WORK INSTRUCTIONS. All of the entries below should be printed exactly; the pictures are to be left out.

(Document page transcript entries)
════════════════════

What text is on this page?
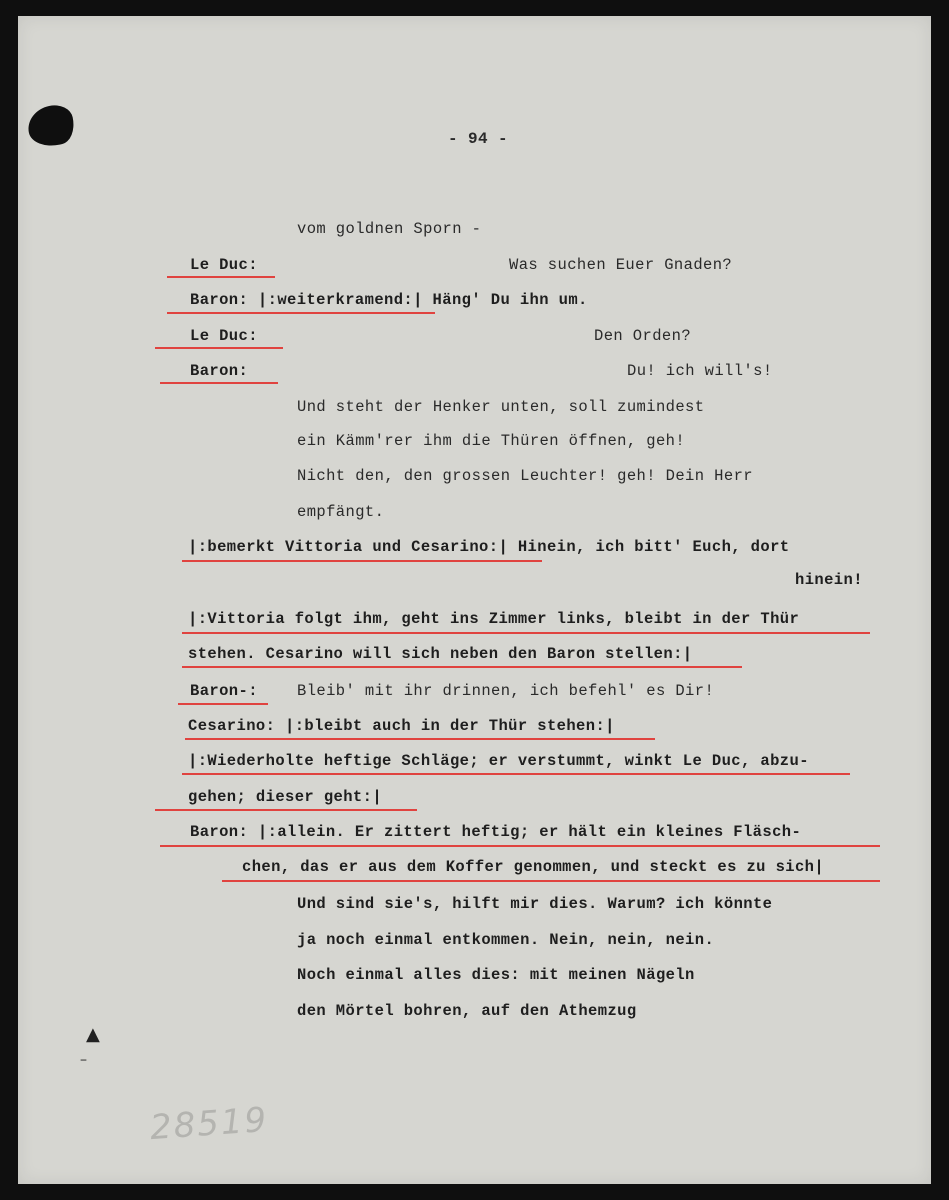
- 94 -
vom goldnen Sporn -
Le Duc:	Was suchen Euer Gnaden?
Baron: |:weiterkramend:| Häng' Du ihn um.
Le Duc:	Den Orden?
Baron:	Du! ich will's!
Und steht der Henker unten, soll zumindest
ein Kämm'rer ihm die Thüren öffnen, geh!
Nicht den, den grossen Leuchter! geh! Dein Herr
empfängt.
|:bemerkt Vittoria und Cesarino:| Hinein, ich bitt' Euch, dort
hinein!
|:Vittoria folgt ihm, geht ins Zimmer links, bleibt in der Thür
stehen. Cesarino will sich neben den Baron stellen:|
Baron-:	Bleib' mit ihr drinnen, ich befehl' es Dir!
Cesarino: |:bleibt auch in der Thür stehen:|
|:Wiederholte heftige Schläge; er verstummt, winkt Le Duc, abzu-
gehen; dieser geht:|
Baron: |:allein. Er zittert heftig; er hält ein kleines Fläsch-
chen, das er aus dem Koffer genommen, und steckt es zu sich|
Und sind sie's, hilft mir dies. Warum? ich könnte
ja noch einmal entkommen. Nein, nein, nein.
Noch einmal alles dies: mit meinen Nägeln
den Mörtel bohren, auf den Athemzug
▲
–
28519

════════════════════

WRITTEN RESPONSE.
What text is on this page?
- 94 -
vom goldnen Sporn -
Le Duc:	Was suchen Euer Gnaden?
Baron: |:weiterkramend:| Häng' Du ihn um.
Le Duc:	Den Orden?
Baron:	Du! ich will's!
Und steht der Henker unten, soll zumindest
ein Kämm'rer ihm die Thüren öffnen, geh!
Nicht den, den grossen Leuchter! geh! Dein Herr
empfängt.
|:bemerkt Vittoria und Cesarino:| Hinein, ich bitt' Euch, dort
hinein!
|:Vittoria folgt ihm, geht ins Zimmer links, bleibt in der Thür
stehen. Cesarino will sich neben den Baron stellen:|
Baron-:	Bleib' mit ihr drinnen, ich befehl' es Dir!
Cesarino: |:bleibt auch in der Thür stehen:|
|:Wiederholte heftige Schläge; er verstummt, winkt Le Duc, abzu-
gehen; dieser geht:|
Baron: |:allein. Er zittert heftig; er hält ein kleines Fläsch-
chen, das er aus dem Koffer genommen, und steckt es zu sich|
Und sind sie's, hilft mir dies. Warum? ich könnte
ja noch einmal entkommen. Nein, nein, nein.
Noch einmal alles dies: mit meinen Nägeln
den Mörtel bohren, auf den Athemzug
▲
–
28519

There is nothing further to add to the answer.